── RECORDS FOR THIS EXERCISE ──
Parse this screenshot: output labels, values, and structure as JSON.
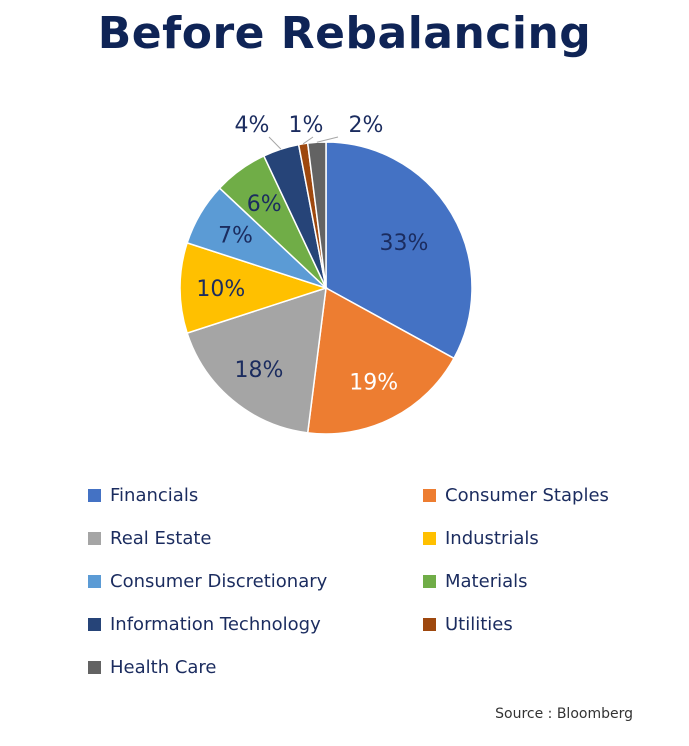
{
  "chart_data": {
    "type": "pie",
    "title": "Before Rebalancing",
    "categories": [
      "Financials",
      "Consumer Staples",
      "Real Estate",
      "Industrials",
      "Consumer Discretionary",
      "Materials",
      "Information Technology",
      "Utilities",
      "Health Care"
    ],
    "values": [
      33,
      19,
      18,
      10,
      7,
      6,
      4,
      1,
      2
    ],
    "labels": [
      "33%",
      "19%",
      "18%",
      "10%",
      "7%",
      "6%",
      "4%",
      "1%",
      "2%"
    ],
    "colors": [
      "#4472c4",
      "#ed7d31",
      "#a5a5a5",
      "#ffc000",
      "#5b9bd5",
      "#70ad47",
      "#264478",
      "#9e480e",
      "#636363"
    ],
    "legend_position": "bottom",
    "source": "Source : Bloomberg"
  }
}
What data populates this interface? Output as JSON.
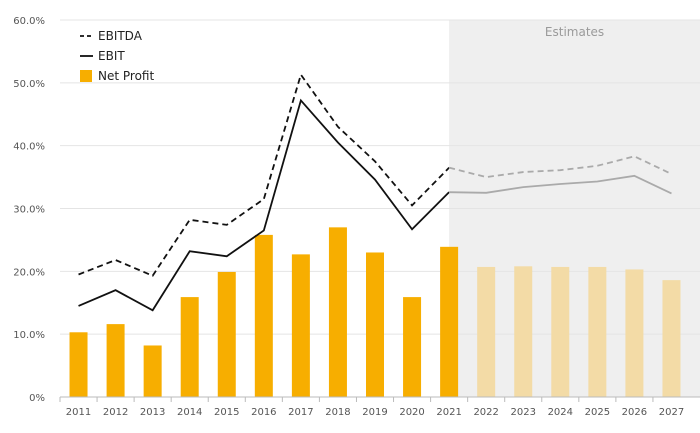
{
  "chart_data": {
    "type": "bar",
    "categories": [
      "2011",
      "2012",
      "2013",
      "2014",
      "2015",
      "2016",
      "2017",
      "2018",
      "2019",
      "2020",
      "2021",
      "2022",
      "2023",
      "2024",
      "2025",
      "2026",
      "2027"
    ],
    "ylim": [
      0,
      60
    ],
    "y_ticks": [
      0,
      10,
      20,
      30,
      40,
      50,
      60
    ],
    "y_tick_labels": [
      "0%",
      "10.0%",
      "20.0%",
      "30.0%",
      "40.0%",
      "50.0%",
      "60.0%"
    ],
    "grid": true,
    "legend_position": "top-left",
    "estimates": {
      "label": "Estimates",
      "from_category": "2022",
      "shade_color": "#efefef"
    },
    "series": [
      {
        "name": "EBITDA",
        "kind": "line",
        "style": "dashed",
        "color": "#111111",
        "estimate_color": "#aaaaaa",
        "values": [
          19.5,
          21.8,
          19.3,
          28.2,
          27.4,
          31.5,
          51.3,
          43.0,
          37.5,
          30.5,
          36.5,
          35.0,
          35.8,
          36.1,
          36.8,
          38.3,
          35.5
        ]
      },
      {
        "name": "EBIT",
        "kind": "line",
        "style": "solid",
        "color": "#111111",
        "estimate_color": "#aaaaaa",
        "values": [
          14.5,
          17.0,
          13.8,
          23.2,
          22.4,
          26.5,
          47.2,
          40.5,
          34.6,
          26.7,
          32.6,
          32.5,
          33.4,
          33.9,
          34.3,
          35.2,
          32.4
        ]
      },
      {
        "name": "Net Profit",
        "kind": "bar",
        "color": "#f7ae00",
        "estimate_color": "#f3dba6",
        "values": [
          10.3,
          11.6,
          8.2,
          15.9,
          19.9,
          25.8,
          22.7,
          27.0,
          23.0,
          15.9,
          23.9,
          20.7,
          20.8,
          20.7,
          20.7,
          20.3,
          18.6
        ]
      }
    ]
  }
}
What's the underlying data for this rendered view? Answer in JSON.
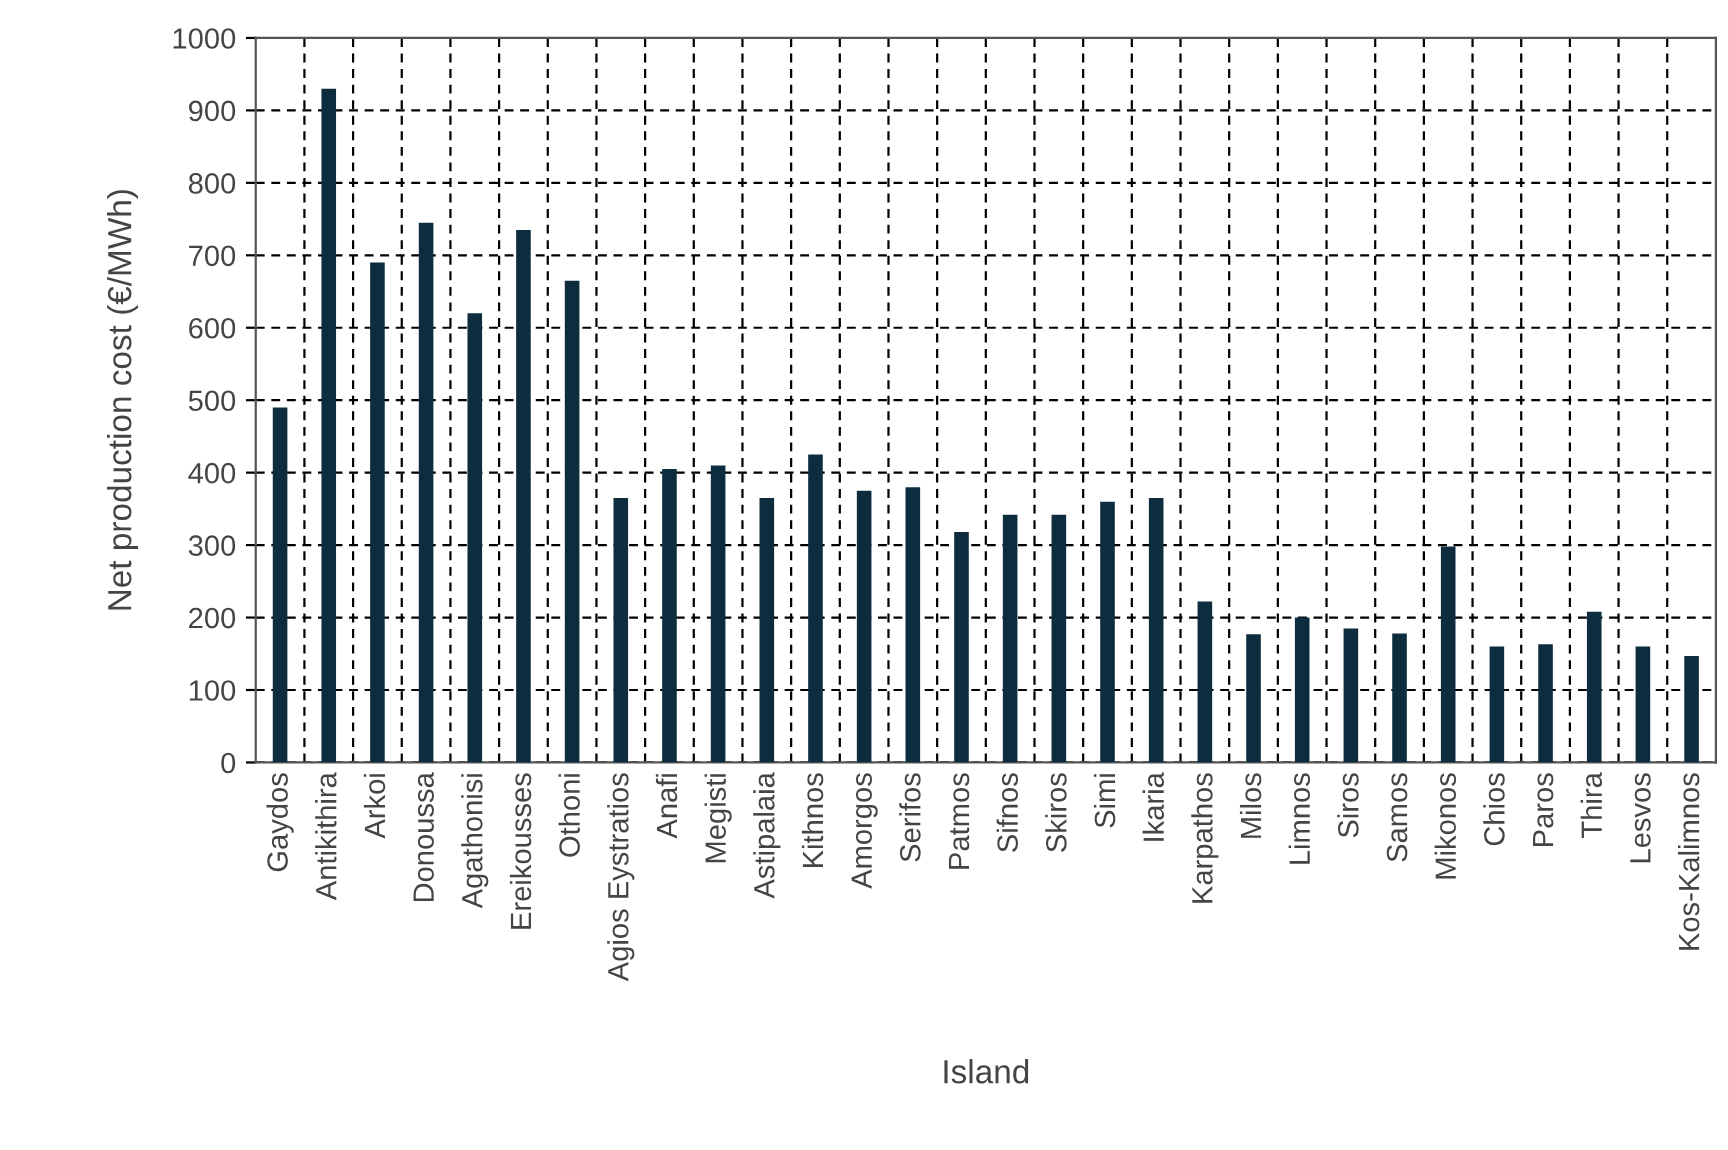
{
  "chart_data": {
    "type": "bar",
    "xlabel": "Island",
    "ylabel": "Net production cost (€/MWh)",
    "categories": [
      "Gaydos",
      "Antikithira",
      "Arkoi",
      "Donoussa",
      "Agathonisi",
      "Ereikousses",
      "Othoni",
      "Agios Eystratios",
      "Anafi",
      "Megisti",
      "Astipalaia",
      "Kithnos",
      "Amorgos",
      "Serifos",
      "Patmos",
      "Sifnos",
      "Skiros",
      "Simi",
      "Ikaria",
      "Karpathos",
      "Milos",
      "Limnos",
      "Siros",
      "Samos",
      "Mikonos",
      "Chios",
      "Paros",
      "Thira",
      "Lesvos",
      "Kos-Kalimnos"
    ],
    "values": [
      490,
      930,
      690,
      745,
      620,
      735,
      665,
      365,
      405,
      410,
      365,
      425,
      375,
      380,
      318,
      342,
      342,
      360,
      365,
      222,
      177,
      200,
      185,
      178,
      298,
      160,
      163,
      208,
      160,
      147
    ],
    "color": "#0d2d3f",
    "ylim": [
      0,
      1000
    ],
    "yticks": [
      0,
      100,
      200,
      300,
      400,
      500,
      600,
      700,
      800,
      900,
      1000
    ],
    "grid": true
  }
}
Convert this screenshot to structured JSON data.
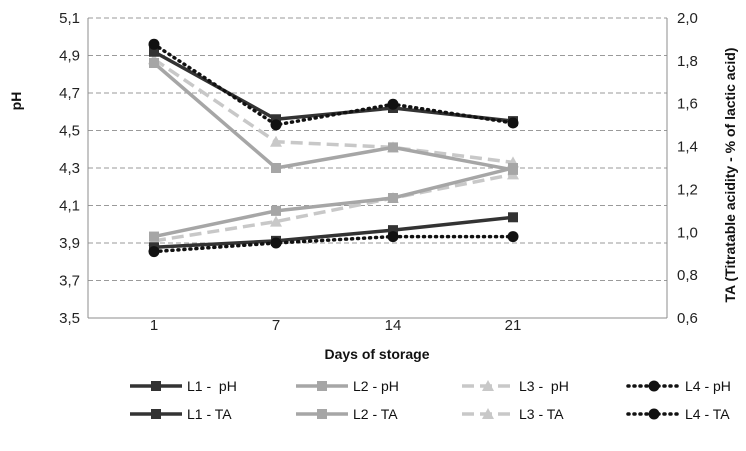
───
> _WORK TO COMPLETE_: Without the pictures, retype exactly the lines from the one that holds "What's the underlying" to the last line of the data above, both of them included.

> _EXERCISE RESPONSE_:
What's the underlying data for this rendered view? Answer in JSON.
{
  "chart_data": {
    "type": "bar",
    "xlabel": "Island",
    "ylabel": "Net production cost (€/MWh)",
    "categories": [
      "Gaydos",
      "Antikithira",
      "Arkoi",
      "Donoussa",
      "Agathonisi",
      "Ereikousses",
      "Othoni",
      "Agios Eystratios",
      "Anafi",
      "Megisti",
      "Astipalaia",
      "Kithnos",
      "Amorgos",
      "Serifos",
      "Patmos",
      "Sifnos",
      "Skiros",
      "Simi",
      "Ikaria",
      "Karpathos",
      "Milos",
      "Limnos",
      "Siros",
      "Samos",
      "Mikonos",
      "Chios",
      "Paros",
      "Thira",
      "Lesvos",
      "Kos-Kalimnos"
    ],
    "values": [
      490,
      930,
      690,
      745,
      620,
      735,
      665,
      365,
      405,
      410,
      365,
      425,
      375,
      380,
      318,
      342,
      342,
      360,
      365,
      222,
      177,
      200,
      185,
      178,
      298,
      160,
      163,
      208,
      160,
      147
    ],
    "color": "#0d2d3f",
    "ylim": [
      0,
      1000
    ],
    "yticks": [
      0,
      100,
      200,
      300,
      400,
      500,
      600,
      700,
      800,
      900,
      1000
    ],
    "grid": true
  }
}
Convert this screenshot to structured JSON data.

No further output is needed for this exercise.